* [WHAT THIS TASK INVOLVES]: Reproduce the records exactly.

* [MATERIAL FOR THIS EXERCISE]:
[BEGIN]

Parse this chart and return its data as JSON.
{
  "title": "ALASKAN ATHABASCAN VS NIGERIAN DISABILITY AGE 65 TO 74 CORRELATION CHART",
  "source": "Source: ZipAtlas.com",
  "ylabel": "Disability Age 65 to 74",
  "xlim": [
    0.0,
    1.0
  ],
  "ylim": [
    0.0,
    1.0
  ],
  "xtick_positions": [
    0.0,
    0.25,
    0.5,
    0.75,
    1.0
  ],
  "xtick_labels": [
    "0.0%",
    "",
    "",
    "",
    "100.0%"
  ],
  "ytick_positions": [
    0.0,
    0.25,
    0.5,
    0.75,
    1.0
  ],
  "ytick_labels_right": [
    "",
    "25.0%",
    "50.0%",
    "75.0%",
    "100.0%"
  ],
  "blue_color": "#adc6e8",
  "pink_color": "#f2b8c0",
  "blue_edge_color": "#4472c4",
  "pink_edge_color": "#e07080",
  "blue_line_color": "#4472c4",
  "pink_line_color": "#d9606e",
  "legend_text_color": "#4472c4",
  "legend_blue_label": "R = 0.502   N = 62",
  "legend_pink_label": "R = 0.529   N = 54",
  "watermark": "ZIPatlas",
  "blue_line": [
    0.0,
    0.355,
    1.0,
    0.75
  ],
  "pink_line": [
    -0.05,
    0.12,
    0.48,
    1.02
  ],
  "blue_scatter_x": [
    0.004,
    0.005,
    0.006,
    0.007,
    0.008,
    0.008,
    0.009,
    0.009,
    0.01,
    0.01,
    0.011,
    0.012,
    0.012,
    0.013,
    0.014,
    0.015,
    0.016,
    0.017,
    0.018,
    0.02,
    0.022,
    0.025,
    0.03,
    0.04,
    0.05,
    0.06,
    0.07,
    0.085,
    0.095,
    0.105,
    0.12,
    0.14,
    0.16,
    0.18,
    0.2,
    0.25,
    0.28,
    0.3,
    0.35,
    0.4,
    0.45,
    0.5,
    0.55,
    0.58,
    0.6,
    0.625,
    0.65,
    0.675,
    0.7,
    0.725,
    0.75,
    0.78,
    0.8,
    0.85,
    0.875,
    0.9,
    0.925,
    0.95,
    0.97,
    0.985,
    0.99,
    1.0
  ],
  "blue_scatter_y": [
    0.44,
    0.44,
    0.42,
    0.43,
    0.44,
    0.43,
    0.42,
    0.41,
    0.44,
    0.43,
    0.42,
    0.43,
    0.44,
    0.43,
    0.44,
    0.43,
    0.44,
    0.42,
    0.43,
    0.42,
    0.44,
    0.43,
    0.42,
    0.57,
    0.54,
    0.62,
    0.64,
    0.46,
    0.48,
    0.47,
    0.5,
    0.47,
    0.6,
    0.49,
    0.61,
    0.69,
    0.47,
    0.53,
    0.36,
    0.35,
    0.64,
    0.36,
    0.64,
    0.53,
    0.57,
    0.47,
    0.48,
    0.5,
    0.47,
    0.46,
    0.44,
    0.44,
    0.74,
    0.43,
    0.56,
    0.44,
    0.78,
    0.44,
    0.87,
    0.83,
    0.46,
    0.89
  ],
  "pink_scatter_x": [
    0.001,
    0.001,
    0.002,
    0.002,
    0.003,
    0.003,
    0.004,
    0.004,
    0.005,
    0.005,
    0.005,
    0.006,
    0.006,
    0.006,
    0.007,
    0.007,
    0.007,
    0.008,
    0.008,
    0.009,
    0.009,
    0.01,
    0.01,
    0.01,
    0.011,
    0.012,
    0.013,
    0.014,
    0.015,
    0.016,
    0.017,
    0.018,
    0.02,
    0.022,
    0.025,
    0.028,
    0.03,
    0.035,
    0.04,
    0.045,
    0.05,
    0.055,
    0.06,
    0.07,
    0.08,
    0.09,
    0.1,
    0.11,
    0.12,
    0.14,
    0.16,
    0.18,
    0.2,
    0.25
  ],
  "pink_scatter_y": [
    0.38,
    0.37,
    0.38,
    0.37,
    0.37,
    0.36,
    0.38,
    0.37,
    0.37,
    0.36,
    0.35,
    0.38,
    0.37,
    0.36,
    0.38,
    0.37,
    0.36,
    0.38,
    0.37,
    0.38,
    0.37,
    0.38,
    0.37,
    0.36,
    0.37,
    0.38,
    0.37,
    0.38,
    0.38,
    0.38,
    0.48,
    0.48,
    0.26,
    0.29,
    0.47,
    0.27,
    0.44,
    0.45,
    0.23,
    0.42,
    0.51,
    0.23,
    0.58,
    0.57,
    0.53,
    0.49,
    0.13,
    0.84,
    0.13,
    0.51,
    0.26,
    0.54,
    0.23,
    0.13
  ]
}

[END]

* [SOLVED EXERCISE]:
Parse this chart and return its data as JSON.
{
  "title": "ALASKAN ATHABASCAN VS NIGERIAN DISABILITY AGE 65 TO 74 CORRELATION CHART",
  "source": "Source: ZipAtlas.com",
  "ylabel": "Disability Age 65 to 74",
  "xlim": [
    0.0,
    1.0
  ],
  "ylim": [
    0.0,
    1.0
  ],
  "xtick_positions": [
    0.0,
    0.25,
    0.5,
    0.75,
    1.0
  ],
  "xtick_labels": [
    "0.0%",
    "",
    "",
    "",
    "100.0%"
  ],
  "ytick_positions": [
    0.0,
    0.25,
    0.5,
    0.75,
    1.0
  ],
  "ytick_labels_right": [
    "",
    "25.0%",
    "50.0%",
    "75.0%",
    "100.0%"
  ],
  "blue_color": "#adc6e8",
  "pink_color": "#f2b8c0",
  "blue_edge_color": "#4472c4",
  "pink_edge_color": "#e07080",
  "blue_line_color": "#4472c4",
  "pink_line_color": "#d9606e",
  "legend_text_color": "#4472c4",
  "legend_blue_label": "R = 0.502   N = 62",
  "legend_pink_label": "R = 0.529   N = 54",
  "watermark": "ZIPatlas",
  "blue_line": [
    0.0,
    0.355,
    1.0,
    0.75
  ],
  "pink_line": [
    -0.05,
    0.12,
    0.48,
    1.02
  ],
  "blue_scatter_x": [
    0.004,
    0.005,
    0.006,
    0.007,
    0.008,
    0.008,
    0.009,
    0.009,
    0.01,
    0.01,
    0.011,
    0.012,
    0.012,
    0.013,
    0.014,
    0.015,
    0.016,
    0.017,
    0.018,
    0.02,
    0.022,
    0.025,
    0.03,
    0.04,
    0.05,
    0.06,
    0.07,
    0.085,
    0.095,
    0.105,
    0.12,
    0.14,
    0.16,
    0.18,
    0.2,
    0.25,
    0.28,
    0.3,
    0.35,
    0.4,
    0.45,
    0.5,
    0.55,
    0.58,
    0.6,
    0.625,
    0.65,
    0.675,
    0.7,
    0.725,
    0.75,
    0.78,
    0.8,
    0.85,
    0.875,
    0.9,
    0.925,
    0.95,
    0.97,
    0.985,
    0.99,
    1.0
  ],
  "blue_scatter_y": [
    0.44,
    0.44,
    0.42,
    0.43,
    0.44,
    0.43,
    0.42,
    0.41,
    0.44,
    0.43,
    0.42,
    0.43,
    0.44,
    0.43,
    0.44,
    0.43,
    0.44,
    0.42,
    0.43,
    0.42,
    0.44,
    0.43,
    0.42,
    0.57,
    0.54,
    0.62,
    0.64,
    0.46,
    0.48,
    0.47,
    0.5,
    0.47,
    0.6,
    0.49,
    0.61,
    0.69,
    0.47,
    0.53,
    0.36,
    0.35,
    0.64,
    0.36,
    0.64,
    0.53,
    0.57,
    0.47,
    0.48,
    0.5,
    0.47,
    0.46,
    0.44,
    0.44,
    0.74,
    0.43,
    0.56,
    0.44,
    0.78,
    0.44,
    0.87,
    0.83,
    0.46,
    0.89
  ],
  "pink_scatter_x": [
    0.001,
    0.001,
    0.002,
    0.002,
    0.003,
    0.003,
    0.004,
    0.004,
    0.005,
    0.005,
    0.005,
    0.006,
    0.006,
    0.006,
    0.007,
    0.007,
    0.007,
    0.008,
    0.008,
    0.009,
    0.009,
    0.01,
    0.01,
    0.01,
    0.011,
    0.012,
    0.013,
    0.014,
    0.015,
    0.016,
    0.017,
    0.018,
    0.02,
    0.022,
    0.025,
    0.028,
    0.03,
    0.035,
    0.04,
    0.045,
    0.05,
    0.055,
    0.06,
    0.07,
    0.08,
    0.09,
    0.1,
    0.11,
    0.12,
    0.14,
    0.16,
    0.18,
    0.2,
    0.25
  ],
  "pink_scatter_y": [
    0.38,
    0.37,
    0.38,
    0.37,
    0.37,
    0.36,
    0.38,
    0.37,
    0.37,
    0.36,
    0.35,
    0.38,
    0.37,
    0.36,
    0.38,
    0.37,
    0.36,
    0.38,
    0.37,
    0.38,
    0.37,
    0.38,
    0.37,
    0.36,
    0.37,
    0.38,
    0.37,
    0.38,
    0.38,
    0.38,
    0.48,
    0.48,
    0.26,
    0.29,
    0.47,
    0.27,
    0.44,
    0.45,
    0.23,
    0.42,
    0.51,
    0.23,
    0.58,
    0.57,
    0.53,
    0.49,
    0.13,
    0.84,
    0.13,
    0.51,
    0.26,
    0.54,
    0.23,
    0.13
  ]
}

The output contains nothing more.